Exercise brief =>
Repeat each line word for word.

Raw data =>
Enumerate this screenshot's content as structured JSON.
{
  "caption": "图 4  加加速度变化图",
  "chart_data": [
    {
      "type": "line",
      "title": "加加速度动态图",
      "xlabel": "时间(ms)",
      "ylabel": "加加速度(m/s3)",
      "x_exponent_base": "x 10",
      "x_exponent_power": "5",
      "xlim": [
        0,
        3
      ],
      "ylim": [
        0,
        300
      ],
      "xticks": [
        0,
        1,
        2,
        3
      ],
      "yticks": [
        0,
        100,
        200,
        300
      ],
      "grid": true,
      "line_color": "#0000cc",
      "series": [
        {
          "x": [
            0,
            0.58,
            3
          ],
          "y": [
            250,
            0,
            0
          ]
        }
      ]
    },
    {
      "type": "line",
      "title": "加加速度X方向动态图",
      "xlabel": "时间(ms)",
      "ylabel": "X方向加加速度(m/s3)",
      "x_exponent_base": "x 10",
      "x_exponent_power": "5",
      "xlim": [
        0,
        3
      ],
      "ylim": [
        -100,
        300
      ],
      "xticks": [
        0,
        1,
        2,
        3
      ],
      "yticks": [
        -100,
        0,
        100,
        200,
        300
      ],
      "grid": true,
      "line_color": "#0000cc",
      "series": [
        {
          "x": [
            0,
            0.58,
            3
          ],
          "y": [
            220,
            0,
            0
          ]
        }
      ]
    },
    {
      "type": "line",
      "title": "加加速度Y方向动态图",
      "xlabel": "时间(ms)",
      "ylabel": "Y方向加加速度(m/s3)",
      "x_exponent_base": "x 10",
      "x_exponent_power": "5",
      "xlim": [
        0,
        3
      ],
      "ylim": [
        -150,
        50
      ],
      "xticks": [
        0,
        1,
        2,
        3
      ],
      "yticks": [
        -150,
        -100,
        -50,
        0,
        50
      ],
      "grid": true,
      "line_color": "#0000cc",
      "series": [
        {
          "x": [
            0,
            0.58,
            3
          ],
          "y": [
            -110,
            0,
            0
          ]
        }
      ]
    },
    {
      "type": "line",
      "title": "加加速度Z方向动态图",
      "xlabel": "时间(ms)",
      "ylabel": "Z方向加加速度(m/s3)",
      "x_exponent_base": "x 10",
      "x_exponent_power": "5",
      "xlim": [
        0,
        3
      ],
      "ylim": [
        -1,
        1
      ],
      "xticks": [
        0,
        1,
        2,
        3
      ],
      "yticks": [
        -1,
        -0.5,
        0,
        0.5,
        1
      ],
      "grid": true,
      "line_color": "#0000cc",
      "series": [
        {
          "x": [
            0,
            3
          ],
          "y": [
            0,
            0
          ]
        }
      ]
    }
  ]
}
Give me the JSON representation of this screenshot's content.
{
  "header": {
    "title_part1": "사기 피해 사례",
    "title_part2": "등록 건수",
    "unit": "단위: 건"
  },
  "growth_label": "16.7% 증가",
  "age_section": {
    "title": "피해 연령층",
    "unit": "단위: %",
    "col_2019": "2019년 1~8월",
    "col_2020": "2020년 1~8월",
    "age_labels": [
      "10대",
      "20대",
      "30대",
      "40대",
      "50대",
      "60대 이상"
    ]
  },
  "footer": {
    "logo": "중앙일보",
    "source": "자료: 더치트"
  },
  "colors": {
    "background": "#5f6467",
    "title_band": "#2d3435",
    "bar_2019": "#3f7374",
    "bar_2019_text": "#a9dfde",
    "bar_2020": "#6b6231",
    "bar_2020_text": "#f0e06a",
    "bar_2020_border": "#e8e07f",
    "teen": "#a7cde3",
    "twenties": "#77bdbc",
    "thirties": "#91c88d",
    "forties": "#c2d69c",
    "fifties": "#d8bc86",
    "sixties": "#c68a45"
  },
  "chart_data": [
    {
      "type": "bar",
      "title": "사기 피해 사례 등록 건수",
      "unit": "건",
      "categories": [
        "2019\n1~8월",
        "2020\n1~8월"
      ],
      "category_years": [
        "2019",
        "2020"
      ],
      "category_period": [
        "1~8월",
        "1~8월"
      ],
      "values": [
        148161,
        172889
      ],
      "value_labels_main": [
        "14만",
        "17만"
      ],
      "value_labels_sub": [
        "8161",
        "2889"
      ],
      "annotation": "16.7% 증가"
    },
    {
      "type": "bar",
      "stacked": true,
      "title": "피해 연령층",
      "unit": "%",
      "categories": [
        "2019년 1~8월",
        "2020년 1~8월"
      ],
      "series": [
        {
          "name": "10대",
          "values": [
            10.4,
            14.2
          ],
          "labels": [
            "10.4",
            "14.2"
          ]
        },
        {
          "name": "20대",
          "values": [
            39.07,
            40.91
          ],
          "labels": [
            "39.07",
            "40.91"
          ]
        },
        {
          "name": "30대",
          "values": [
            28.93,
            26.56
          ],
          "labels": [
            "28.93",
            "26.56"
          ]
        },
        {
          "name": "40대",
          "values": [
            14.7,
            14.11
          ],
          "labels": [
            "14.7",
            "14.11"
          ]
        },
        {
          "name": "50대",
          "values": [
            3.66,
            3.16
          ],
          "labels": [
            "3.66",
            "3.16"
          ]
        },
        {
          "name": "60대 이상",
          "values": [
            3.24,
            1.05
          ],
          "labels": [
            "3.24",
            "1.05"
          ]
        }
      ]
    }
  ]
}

Response =>
Enumerate this screenshot's content as structured JSON.
{
  "caption": "图 4  加加速度变化图",
  "chart_data": [
    {
      "type": "line",
      "title": "加加速度动态图",
      "xlabel": "时间(ms)",
      "ylabel": "加加速度(m/s3)",
      "x_exponent_base": "x 10",
      "x_exponent_power": "5",
      "xlim": [
        0,
        3
      ],
      "ylim": [
        0,
        300
      ],
      "xticks": [
        0,
        1,
        2,
        3
      ],
      "yticks": [
        0,
        100,
        200,
        300
      ],
      "grid": true,
      "line_color": "#0000cc",
      "series": [
        {
          "x": [
            0,
            0.58,
            3
          ],
          "y": [
            250,
            0,
            0
          ]
        }
      ]
    },
    {
      "type": "line",
      "title": "加加速度X方向动态图",
      "xlabel": "时间(ms)",
      "ylabel": "X方向加加速度(m/s3)",
      "x_exponent_base": "x 10",
      "x_exponent_power": "5",
      "xlim": [
        0,
        3
      ],
      "ylim": [
        -100,
        300
      ],
      "xticks": [
        0,
        1,
        2,
        3
      ],
      "yticks": [
        -100,
        0,
        100,
        200,
        300
      ],
      "grid": true,
      "line_color": "#0000cc",
      "series": [
        {
          "x": [
            0,
            0.58,
            3
          ],
          "y": [
            220,
            0,
            0
          ]
        }
      ]
    },
    {
      "type": "line",
      "title": "加加速度Y方向动态图",
      "xlabel": "时间(ms)",
      "ylabel": "Y方向加加速度(m/s3)",
      "x_exponent_base": "x 10",
      "x_exponent_power": "5",
      "xlim": [
        0,
        3
      ],
      "ylim": [
        -150,
        50
      ],
      "xticks": [
        0,
        1,
        2,
        3
      ],
      "yticks": [
        -150,
        -100,
        -50,
        0,
        50
      ],
      "grid": true,
      "line_color": "#0000cc",
      "series": [
        {
          "x": [
            0,
            0.58,
            3
          ],
          "y": [
            -110,
            0,
            0
          ]
        }
      ]
    },
    {
      "type": "line",
      "title": "加加速度Z方向动态图",
      "xlabel": "时间(ms)",
      "ylabel": "Z方向加加速度(m/s3)",
      "x_exponent_base": "x 10",
      "x_exponent_power": "5",
      "xlim": [
        0,
        3
      ],
      "ylim": [
        -1,
        1
      ],
      "xticks": [
        0,
        1,
        2,
        3
      ],
      "yticks": [
        -1,
        -0.5,
        0,
        0.5,
        1
      ],
      "grid": true,
      "line_color": "#0000cc",
      "series": [
        {
          "x": [
            0,
            3
          ],
          "y": [
            0,
            0
          ]
        }
      ]
    }
  ]
}
Give me the JSON representation of this screenshot's content.
{
  "header": {
    "title_part1": "사기 피해 사례",
    "title_part2": "등록 건수",
    "unit": "단위: 건"
  },
  "growth_label": "16.7% 증가",
  "age_section": {
    "title": "피해 연령층",
    "unit": "단위: %",
    "col_2019": "2019년 1~8월",
    "col_2020": "2020년 1~8월",
    "age_labels": [
      "10대",
      "20대",
      "30대",
      "40대",
      "50대",
      "60대 이상"
    ]
  },
  "footer": {
    "logo": "중앙일보",
    "source": "자료: 더치트"
  },
  "colors": {
    "background": "#5f6467",
    "title_band": "#2d3435",
    "bar_2019": "#3f7374",
    "bar_2019_text": "#a9dfde",
    "bar_2020": "#6b6231",
    "bar_2020_text": "#f0e06a",
    "bar_2020_border": "#e8e07f",
    "teen": "#a7cde3",
    "twenties": "#77bdbc",
    "thirties": "#91c88d",
    "forties": "#c2d69c",
    "fifties": "#d8bc86",
    "sixties": "#c68a45"
  },
  "chart_data": [
    {
      "type": "bar",
      "title": "사기 피해 사례 등록 건수",
      "unit": "건",
      "categories": [
        "2019\n1~8월",
        "2020\n1~8월"
      ],
      "category_years": [
        "2019",
        "2020"
      ],
      "category_period": [
        "1~8월",
        "1~8월"
      ],
      "values": [
        148161,
        172889
      ],
      "value_labels_main": [
        "14만",
        "17만"
      ],
      "value_labels_sub": [
        "8161",
        "2889"
      ],
      "annotation": "16.7% 증가"
    },
    {
      "type": "bar",
      "stacked": true,
      "title": "피해 연령층",
      "unit": "%",
      "categories": [
        "2019년 1~8월",
        "2020년 1~8월"
      ],
      "series": [
        {
          "name": "10대",
          "values": [
            10.4,
            14.2
          ],
          "labels": [
            "10.4",
            "14.2"
          ]
        },
        {
          "name": "20대",
          "values": [
            39.07,
            40.91
          ],
          "labels": [
            "39.07",
            "40.91"
          ]
        },
        {
          "name": "30대",
          "values": [
            28.93,
            26.56
          ],
          "labels": [
            "28.93",
            "26.56"
          ]
        },
        {
          "name": "40대",
          "values": [
            14.7,
            14.11
          ],
          "labels": [
            "14.7",
            "14.11"
          ]
        },
        {
          "name": "50대",
          "values": [
            3.66,
            3.16
          ],
          "labels": [
            "3.66",
            "3.16"
          ]
        },
        {
          "name": "60대 이상",
          "values": [
            3.24,
            1.05
          ],
          "labels": [
            "3.24",
            "1.05"
          ]
        }
      ]
    }
  ]
}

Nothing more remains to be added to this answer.